# WORK INSTRUCTIONS
Set down the material below word for word, excluding the pictures.

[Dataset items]
--- Begin ---

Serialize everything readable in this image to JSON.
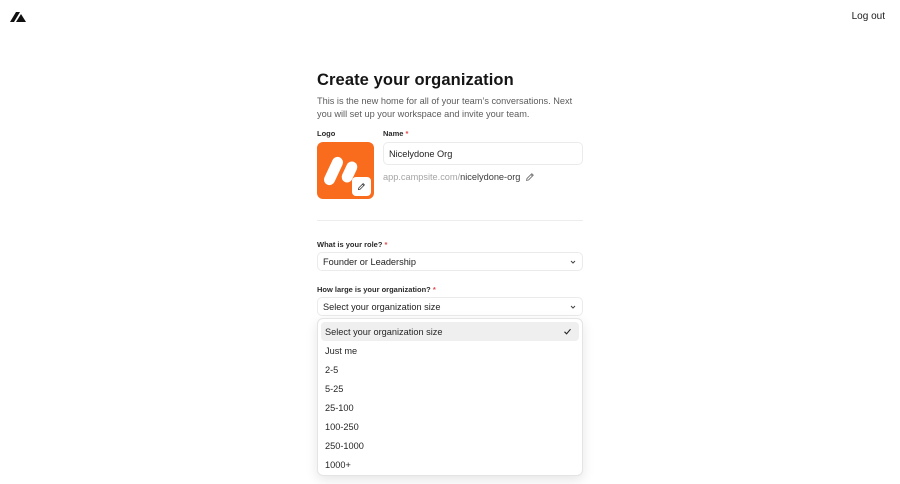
{
  "header": {
    "logout_label": "Log out"
  },
  "page": {
    "title": "Create your organization",
    "subtitle": "This is the new home for all of your team’s conversations. Next you will set up your workspace and invite your team."
  },
  "form": {
    "logo_label": "Logo",
    "name_label": "Name",
    "required_mark": "*",
    "name_value": "Nicelydone Org",
    "slug_prefix": "app.campsite.com/",
    "slug_value": "nicelydone-org",
    "role_label": "What is your role?",
    "role_value": "Founder or Leadership",
    "size_label": "How large is your organization?",
    "size_value": "Select your organization size"
  },
  "size_options": [
    {
      "label": "Select your organization size",
      "selected": true
    },
    {
      "label": "Just me"
    },
    {
      "label": "2-5"
    },
    {
      "label": "5-25"
    },
    {
      "label": "25-100"
    },
    {
      "label": "100-250"
    },
    {
      "label": "250-1000"
    },
    {
      "label": "1000+"
    }
  ],
  "icons": {
    "app_logo": "campsite-logo-icon",
    "edit": "pencil-icon",
    "dropdown": "chevron-down-icon",
    "selected": "check-icon"
  },
  "colors": {
    "logo_tile": "#f96c1e",
    "required": "#e5484d",
    "accent_text": "#151515"
  }
}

--- End ---

# SOLUTION FOR THIS TASK
Serialize everything readable in this image to JSON.
{
  "header": {
    "logout_label": "Log out"
  },
  "page": {
    "title": "Create your organization",
    "subtitle": "This is the new home for all of your team’s conversations. Next you will set up your workspace and invite your team."
  },
  "form": {
    "logo_label": "Logo",
    "name_label": "Name",
    "required_mark": "*",
    "name_value": "Nicelydone Org",
    "slug_prefix": "app.campsite.com/",
    "slug_value": "nicelydone-org",
    "role_label": "What is your role?",
    "role_value": "Founder or Leadership",
    "size_label": "How large is your organization?",
    "size_value": "Select your organization size"
  },
  "size_options": [
    {
      "label": "Select your organization size",
      "selected": true
    },
    {
      "label": "Just me"
    },
    {
      "label": "2-5"
    },
    {
      "label": "5-25"
    },
    {
      "label": "25-100"
    },
    {
      "label": "100-250"
    },
    {
      "label": "250-1000"
    },
    {
      "label": "1000+"
    }
  ],
  "icons": {
    "app_logo": "campsite-logo-icon",
    "edit": "pencil-icon",
    "dropdown": "chevron-down-icon",
    "selected": "check-icon"
  },
  "colors": {
    "logo_tile": "#f96c1e",
    "required": "#e5484d",
    "accent_text": "#151515"
  }
}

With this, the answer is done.